Transcribe each record exactly. Include every one.

--- Begin ---

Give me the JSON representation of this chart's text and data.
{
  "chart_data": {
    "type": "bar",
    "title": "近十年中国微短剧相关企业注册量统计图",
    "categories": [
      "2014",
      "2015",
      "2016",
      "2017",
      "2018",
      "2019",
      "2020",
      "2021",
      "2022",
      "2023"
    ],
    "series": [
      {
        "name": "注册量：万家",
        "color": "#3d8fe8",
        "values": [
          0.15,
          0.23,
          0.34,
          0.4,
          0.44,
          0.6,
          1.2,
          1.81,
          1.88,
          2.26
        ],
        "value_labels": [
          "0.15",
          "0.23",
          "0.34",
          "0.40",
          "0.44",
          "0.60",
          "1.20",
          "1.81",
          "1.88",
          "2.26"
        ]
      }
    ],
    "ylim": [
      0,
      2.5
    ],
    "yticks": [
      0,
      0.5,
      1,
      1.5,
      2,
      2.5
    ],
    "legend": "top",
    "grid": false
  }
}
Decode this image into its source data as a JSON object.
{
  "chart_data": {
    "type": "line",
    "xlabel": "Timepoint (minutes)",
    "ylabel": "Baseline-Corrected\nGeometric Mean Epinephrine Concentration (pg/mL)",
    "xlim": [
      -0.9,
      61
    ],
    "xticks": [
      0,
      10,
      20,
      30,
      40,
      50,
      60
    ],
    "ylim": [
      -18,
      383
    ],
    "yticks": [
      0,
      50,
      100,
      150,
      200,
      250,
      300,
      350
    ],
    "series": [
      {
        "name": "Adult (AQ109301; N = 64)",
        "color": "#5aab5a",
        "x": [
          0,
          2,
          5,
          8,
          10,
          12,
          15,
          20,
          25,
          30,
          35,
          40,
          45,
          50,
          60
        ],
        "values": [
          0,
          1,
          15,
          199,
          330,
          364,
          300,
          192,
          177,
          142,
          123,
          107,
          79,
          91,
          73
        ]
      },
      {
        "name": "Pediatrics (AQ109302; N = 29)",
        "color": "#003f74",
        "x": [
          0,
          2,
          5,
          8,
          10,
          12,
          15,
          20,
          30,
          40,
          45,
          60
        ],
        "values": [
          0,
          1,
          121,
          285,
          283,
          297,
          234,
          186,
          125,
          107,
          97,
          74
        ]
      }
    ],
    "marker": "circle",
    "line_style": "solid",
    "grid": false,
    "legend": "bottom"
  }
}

--- End ---

* Answer for this exercise
Give me the JSON representation of this chart's text and data.
{
  "chart_data": {
    "type": "bar",
    "title": "近十年中国微短剧相关企业注册量统计图",
    "categories": [
      "2014",
      "2015",
      "2016",
      "2017",
      "2018",
      "2019",
      "2020",
      "2021",
      "2022",
      "2023"
    ],
    "series": [
      {
        "name": "注册量：万家",
        "color": "#3d8fe8",
        "values": [
          0.15,
          0.23,
          0.34,
          0.4,
          0.44,
          0.6,
          1.2,
          1.81,
          1.88,
          2.26
        ],
        "value_labels": [
          "0.15",
          "0.23",
          "0.34",
          "0.40",
          "0.44",
          "0.60",
          "1.20",
          "1.81",
          "1.88",
          "2.26"
        ]
      }
    ],
    "ylim": [
      0,
      2.5
    ],
    "yticks": [
      0,
      0.5,
      1,
      1.5,
      2,
      2.5
    ],
    "legend": "top",
    "grid": false
  }
}
Decode this image into its source data as a JSON object.
{
  "chart_data": {
    "type": "line",
    "xlabel": "Timepoint (minutes)",
    "ylabel": "Baseline-Corrected\nGeometric Mean Epinephrine Concentration (pg/mL)",
    "xlim": [
      -0.9,
      61
    ],
    "xticks": [
      0,
      10,
      20,
      30,
      40,
      50,
      60
    ],
    "ylim": [
      -18,
      383
    ],
    "yticks": [
      0,
      50,
      100,
      150,
      200,
      250,
      300,
      350
    ],
    "series": [
      {
        "name": "Adult (AQ109301; N = 64)",
        "color": "#5aab5a",
        "x": [
          0,
          2,
          5,
          8,
          10,
          12,
          15,
          20,
          25,
          30,
          35,
          40,
          45,
          50,
          60
        ],
        "values": [
          0,
          1,
          15,
          199,
          330,
          364,
          300,
          192,
          177,
          142,
          123,
          107,
          79,
          91,
          73
        ]
      },
      {
        "name": "Pediatrics (AQ109302; N = 29)",
        "color": "#003f74",
        "x": [
          0,
          2,
          5,
          8,
          10,
          12,
          15,
          20,
          30,
          40,
          45,
          60
        ],
        "values": [
          0,
          1,
          121,
          285,
          283,
          297,
          234,
          186,
          125,
          107,
          97,
          74
        ]
      }
    ],
    "marker": "circle",
    "line_style": "solid",
    "grid": false,
    "legend": "bottom"
  }
}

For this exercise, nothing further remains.